TASK PROMPT: Copy each line below in which the string "together" occurs.

(Items from a dataset)

◇ ◇ ◇ ◇

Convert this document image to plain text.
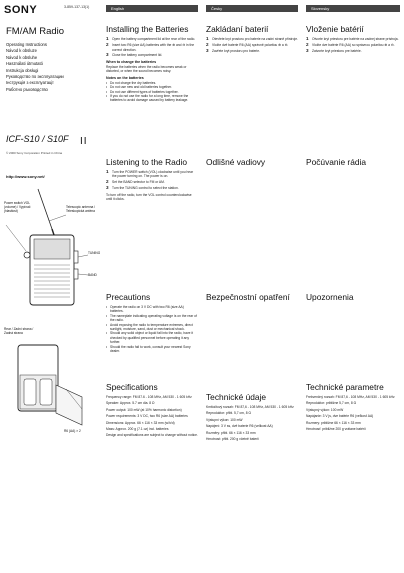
SONY	3-859-137-13(1)
FM/AM Radio
Operating Instructions
Návod k obsluze
Návod k obsluhe
Használati útmutató
Instrukcja obsługi
Руководство по эксплуатации
Інструкція з експлуатації
Работно ръководство
ICF-S10 / S10F II
© 2000 Sony Corporation Printed in China
http://www.sony.net/
Power switch VOL (volume) / Vypínač (hlasitost)
Telescopic antenna / Teleskopická anténa
TUNING
BAND
Rear / Zadní strana / Zadná strana
R6 (AA) × 2
English	Česky	Slovensky
Installing the Batteries
1	Open the battery compartment lid at the rear of the radio.
2	Insert two R6 (size AA) batteries with the ⊕ and ⊖ in the correct direction.
3	Close the battery compartment lid.
When to change the batteries
Replace the batteries when the radio becomes weak or distorted, or when the sound becomes noisy.
Notes on the batteries
• Do not charge the dry batteries.
• Do not use new and old batteries together.
• Do not use different types of batteries together.
• If you do not use the radio for a long time, remove the batteries to avoid damage caused by battery leakage.
Listening to the Radio
1	Turn the POWER switch (VOL) clockwise until you hear the power turning on. The power is on.
2	Set the BAND selector to FM or AM.
3	Turn the TUNING control to select the station.
To turn off the radio, turn the VOL control counterclockwise until it clicks.
Precautions
• Operate the radio on 3 V DC with two R6 (size AA) batteries.
• The nameplate indicating operating voltage is on the rear of the radio.
• Avoid exposing the radio to temperature extremes, direct sunlight, moisture, sand, dust or mechanical shock.
• Should any solid object or liquid fall into the radio, have it checked by qualified personnel before operating it any further.
• Should the radio fail to work, consult your nearest Sony dealer.
Specifications
Frequency range: FM 87.6 - 108 MHz, AM 530 - 1 605 kHz
Speaker: Approx. 5.7 cm dia. 8 Ω
Power output: 100 mW (at 10% harmonic distortion)
Power requirements: 3 V DC, two R6 (size AA) batteries
Dimensions: Approx. 66 × 116 × 33 mm (w/h/d)
Mass: Approx. 200 g (7.1 oz) incl. batteries
Design and specifications are subject to change without notice.
Zakládaní baterií
1	Otevřete kryt prostoru pro baterie na zadní straně přístroje.
2	Vložte dvě baterie R6 (AA) správně polaritou ⊕ a ⊖.
3	Zavřete kryt prostoru pro baterie.
Odlišné vadiovy
Bezpečnostní opatření
Technické údaje
Kmitočtový rozsah: FM 87,6 - 108 MHz, AM 530 - 1 605 kHz
Reproduktor: přibl. 5,7 cm, 8 Ω
Výstupní výkon: 100 mW
Napájení: 3 V ss, dvě baterie R6 (velikost AA)
Rozměry: přibl. 66 × 116 × 33 mm
Hmotnost: přibl. 200 g včetně baterií
Vloženie batérií
1	Otvorte kryt priestoru pre batérie na zadnej strane prístroja.
2	Vložte dve batérie R6 (AA) so správnou polaritou ⊕ a ⊖.
3	Zatvorte kryt priestoru pre batérie.
Počúvanie rádia
Upozornenia
Technické parametre
Frekvenčný rozsah: FM 87,6 - 108 MHz, AM 530 - 1 605 kHz
Reproduktor: približne 5,7 cm, 8 Ω
Výstupný výkon: 100 mW
Napájanie: 3 V js, dve batérie R6 (veľkosť AA)
Rozmery: približne 66 × 116 × 33 mm
Hmotnosť: približne 200 g vrátane batérií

◇ ◇ ◇ ◇

EXERCISE ANSWER:
• Do not use new and old batteries together.
• Do not use different types of batteries together.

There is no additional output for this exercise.